**EXERCISE**
In the listing below, count the lines with "Creation" and report only the figure.

**RECORDS FOR THIS TASK**
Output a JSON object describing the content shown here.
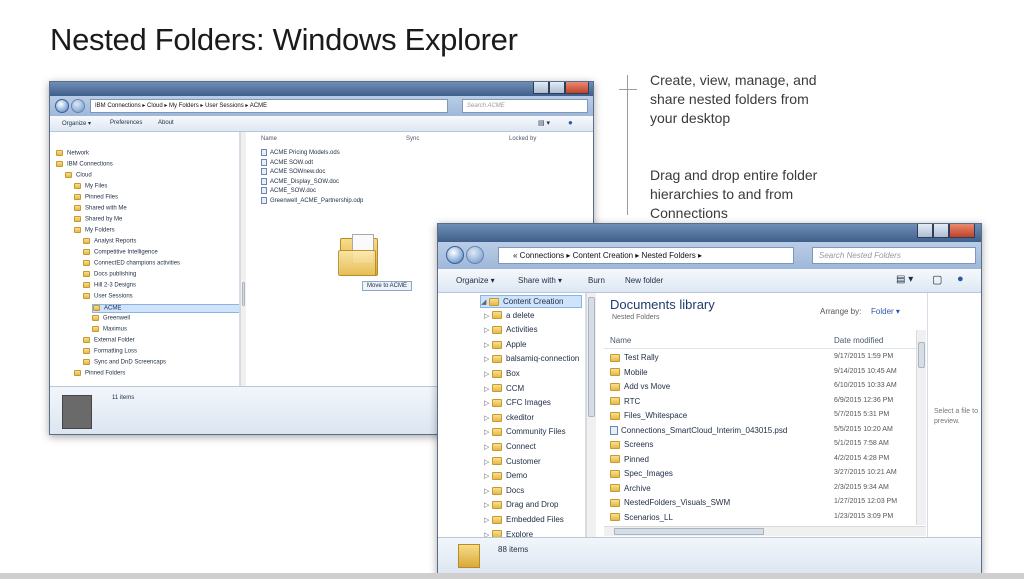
{
  "title": "Nested Folders: Windows Explorer",
  "callouts": [
    "Create, view, manage, and share nested folders from your desktop",
    "Drag and drop entire folder hierarchies to and from Connections"
  ],
  "win1": {
    "address": "IBM Connections  ▸  Cloud  ▸  My Folders  ▸  User Sessions  ▸  ACME",
    "search_placeholder": "Search ACME",
    "toolbar": {
      "organize": "Organize ▾",
      "preferences": "Preferences",
      "about": "About"
    },
    "nav": [
      {
        "label": "Network",
        "indent": 0
      },
      {
        "label": "IBM Connections",
        "indent": 0
      },
      {
        "label": "Cloud",
        "indent": 1
      },
      {
        "label": "My Files",
        "indent": 2
      },
      {
        "label": "Pinned Files",
        "indent": 2
      },
      {
        "label": "Shared with Me",
        "indent": 2
      },
      {
        "label": "Shared by Me",
        "indent": 2
      },
      {
        "label": "My Folders",
        "indent": 2
      },
      {
        "label": "Analyst Reports",
        "indent": 3
      },
      {
        "label": "Competitive Intelligence",
        "indent": 3
      },
      {
        "label": "ConnectED champions activities",
        "indent": 3
      },
      {
        "label": "Docs publishing",
        "indent": 3
      },
      {
        "label": "Hill 2-3 Designs",
        "indent": 3
      },
      {
        "label": "User Sessions",
        "indent": 3
      },
      {
        "label": "ACME",
        "indent": 4,
        "selected": true
      },
      {
        "label": "Greenwell",
        "indent": 4
      },
      {
        "label": "Maximus",
        "indent": 4
      },
      {
        "label": "External Folder",
        "indent": 3
      },
      {
        "label": "Formatting Loss",
        "indent": 3
      },
      {
        "label": "Sync and DnD Screencaps",
        "indent": 3
      },
      {
        "label": "Pinned Folders",
        "indent": 2
      }
    ],
    "columns": {
      "name": "Name",
      "sync": "Sync",
      "locked_by": "Locked by"
    },
    "files": [
      "ACME Pricing Models.ods",
      "ACME SOW.odt",
      "ACME SOWnew.doc",
      "ACME_Display_SOW.doc",
      "ACME_SOW.doc",
      "Greenwell_ACME_Partnership.odp"
    ],
    "drag_tooltip": "Move to ACME",
    "status": "11 items"
  },
  "win2": {
    "address": "«  Connections  ▸  Content Creation  ▸  Nested Folders  ▸",
    "search_placeholder": "Search Nested Folders",
    "toolbar": {
      "organize": "Organize ▾",
      "share": "Share with ▾",
      "burn": "Burn",
      "new_folder": "New folder"
    },
    "nav": [
      {
        "label": "Content Creation",
        "indent": 0,
        "selected": true
      },
      {
        "label": "a delete",
        "indent": 1
      },
      {
        "label": "Activities",
        "indent": 1
      },
      {
        "label": "Apple",
        "indent": 1
      },
      {
        "label": "balsamiq-connection",
        "indent": 1
      },
      {
        "label": "Box",
        "indent": 1
      },
      {
        "label": "CCM",
        "indent": 1
      },
      {
        "label": "CFC Images",
        "indent": 1
      },
      {
        "label": "ckeditor",
        "indent": 1
      },
      {
        "label": "Community Files",
        "indent": 1
      },
      {
        "label": "Connect",
        "indent": 1
      },
      {
        "label": "Customer",
        "indent": 1
      },
      {
        "label": "Demo",
        "indent": 1
      },
      {
        "label": "Docs",
        "indent": 1
      },
      {
        "label": "Drag and Drop",
        "indent": 1
      },
      {
        "label": "Embedded Files",
        "indent": 1
      },
      {
        "label": "Explore",
        "indent": 1
      }
    ],
    "library_title": "Documents library",
    "library_sub": "Nested Folders",
    "arrange_label": "Arrange by:",
    "arrange_value": "Folder ▾",
    "columns": {
      "name": "Name",
      "date": "Date modified"
    },
    "items": [
      {
        "name": "Test Rally",
        "date": "9/17/2015 1:59 PM"
      },
      {
        "name": "Mobile",
        "date": "9/14/2015 10:45 AM"
      },
      {
        "name": "Add vs Move",
        "date": "6/10/2015 10:33 AM"
      },
      {
        "name": "RTC",
        "date": "6/9/2015 12:36 PM"
      },
      {
        "name": "Files_Whitespace",
        "date": "5/7/2015 5:31 PM"
      },
      {
        "name": "Connections_SmartCloud_Interim_043015.psd",
        "date": "5/5/2015 10:20 AM"
      },
      {
        "name": "Screens",
        "date": "5/1/2015 7:58 AM"
      },
      {
        "name": "Pinned",
        "date": "4/2/2015 4:28 PM"
      },
      {
        "name": "Spec_Images",
        "date": "3/27/2015 10:21 AM"
      },
      {
        "name": "Archive",
        "date": "2/3/2015 9:34 AM"
      },
      {
        "name": "NestedFolders_Visuals_SWM",
        "date": "1/27/2015 12:03 PM"
      },
      {
        "name": "Scenarios_LL",
        "date": "1/23/2015 3:09 PM"
      }
    ],
    "preview": "Select a file to preview.",
    "status": "88 items"
  }
}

**RESPONSE TO THIS EXERCISE**
2